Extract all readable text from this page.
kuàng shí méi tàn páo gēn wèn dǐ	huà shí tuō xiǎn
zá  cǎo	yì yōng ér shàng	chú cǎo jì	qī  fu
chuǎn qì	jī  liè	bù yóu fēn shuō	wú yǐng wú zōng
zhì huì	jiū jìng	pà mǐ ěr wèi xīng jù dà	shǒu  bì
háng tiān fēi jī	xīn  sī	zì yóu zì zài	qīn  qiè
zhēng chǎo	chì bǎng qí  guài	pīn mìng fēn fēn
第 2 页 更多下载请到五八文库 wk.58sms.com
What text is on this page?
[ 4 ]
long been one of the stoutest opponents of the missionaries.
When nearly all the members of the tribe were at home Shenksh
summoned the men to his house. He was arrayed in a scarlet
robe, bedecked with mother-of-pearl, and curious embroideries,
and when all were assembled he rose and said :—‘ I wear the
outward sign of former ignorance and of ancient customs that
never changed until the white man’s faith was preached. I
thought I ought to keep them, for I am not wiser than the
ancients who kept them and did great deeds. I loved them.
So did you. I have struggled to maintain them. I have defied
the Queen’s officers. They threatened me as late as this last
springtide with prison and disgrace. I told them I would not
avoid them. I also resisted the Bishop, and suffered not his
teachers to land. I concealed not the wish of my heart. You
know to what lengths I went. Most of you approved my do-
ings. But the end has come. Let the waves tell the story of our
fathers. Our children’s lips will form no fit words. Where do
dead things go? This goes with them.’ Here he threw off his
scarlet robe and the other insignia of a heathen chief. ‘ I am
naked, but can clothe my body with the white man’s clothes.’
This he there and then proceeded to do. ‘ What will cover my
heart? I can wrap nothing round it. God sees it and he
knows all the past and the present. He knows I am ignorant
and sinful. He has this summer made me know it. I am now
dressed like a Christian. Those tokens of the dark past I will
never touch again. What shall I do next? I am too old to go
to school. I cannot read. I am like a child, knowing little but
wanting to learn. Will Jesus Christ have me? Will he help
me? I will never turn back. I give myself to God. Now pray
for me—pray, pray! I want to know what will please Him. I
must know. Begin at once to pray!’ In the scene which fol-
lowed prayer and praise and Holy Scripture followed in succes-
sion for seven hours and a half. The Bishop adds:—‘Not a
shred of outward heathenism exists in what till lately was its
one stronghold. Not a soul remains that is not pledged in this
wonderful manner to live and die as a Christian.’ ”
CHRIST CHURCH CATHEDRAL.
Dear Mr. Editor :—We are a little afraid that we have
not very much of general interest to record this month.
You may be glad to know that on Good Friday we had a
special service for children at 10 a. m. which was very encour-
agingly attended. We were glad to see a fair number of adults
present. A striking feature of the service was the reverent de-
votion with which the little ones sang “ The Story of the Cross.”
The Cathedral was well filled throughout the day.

[EXERCISE DIRECTIONS] Reproduce the material above, every line of it, exactly.

[THE ANSWER]
Extract all readable text from this page.
kuàng shí méi tàn páo gēn wèn dǐ	huà shí tuō xiǎn
zá  cǎo	yì yōng ér shàng	chú cǎo jì	qī  fu
chuǎn qì	jī  liè	bù yóu fēn shuō	wú yǐng wú zōng
zhì huì	jiū jìng	pà mǐ ěr wèi xīng jù dà	shǒu  bì
háng tiān fēi jī	xīn  sī	zì yóu zì zài	qīn  qiè
zhēng chǎo	chì bǎng qí  guài	pīn mìng fēn fēn
第 2 页 更多下载请到五八文库 wk.58sms.com
What text is on this page?
[ 4 ]
long been one of the stoutest opponents of the missionaries.
When nearly all the members of the tribe were at home Shenksh
summoned the men to his house. He was arrayed in a scarlet
robe, bedecked with mother-of-pearl, and curious embroideries,
and when all were assembled he rose and said :—‘ I wear the
outward sign of former ignorance and of ancient customs that
never changed until the white man’s faith was preached. I
thought I ought to keep them, for I am not wiser than the
ancients who kept them and did great deeds. I loved them.
So did you. I have struggled to maintain them. I have defied
the Queen’s officers. They threatened me as late as this last
springtide with prison and disgrace. I told them I would not
avoid them. I also resisted the Bishop, and suffered not his
teachers to land. I concealed not the wish of my heart. You
know to what lengths I went. Most of you approved my do-
ings. But the end has come. Let the waves tell the story of our
fathers. Our children’s lips will form no fit words. Where do
dead things go? This goes with them.’ Here he threw off his
scarlet robe and the other insignia of a heathen chief. ‘ I am
naked, but can clothe my body with the white man’s clothes.’
This he there and then proceeded to do. ‘ What will cover my
heart? I can wrap nothing round it. God sees it and he
knows all the past and the present. He knows I am ignorant
and sinful. He has this summer made me know it. I am now
dressed like a Christian. Those tokens of the dark past I will
never touch again. What shall I do next? I am too old to go
to school. I cannot read. I am like a child, knowing little but
wanting to learn. Will Jesus Christ have me? Will he help
me? I will never turn back. I give myself to God. Now pray
for me—pray, pray! I want to know what will please Him. I
must know. Begin at once to pray!’ In the scene which fol-
lowed prayer and praise and Holy Scripture followed in succes-
sion for seven hours and a half. The Bishop adds:—‘Not a
shred of outward heathenism exists in what till lately was its
one stronghold. Not a soul remains that is not pledged in this
wonderful manner to live and die as a Christian.’ ”
CHRIST CHURCH CATHEDRAL.
Dear Mr. Editor :—We are a little afraid that we have
not very much of general interest to record this month.
You may be glad to know that on Good Friday we had a
special service for children at 10 a. m. which was very encour-
agingly attended. We were glad to see a fair number of adults
present. A striking feature of the service was the reverent de-
votion with which the little ones sang “ The Story of the Cross.”
The Cathedral was well filled throughout the day.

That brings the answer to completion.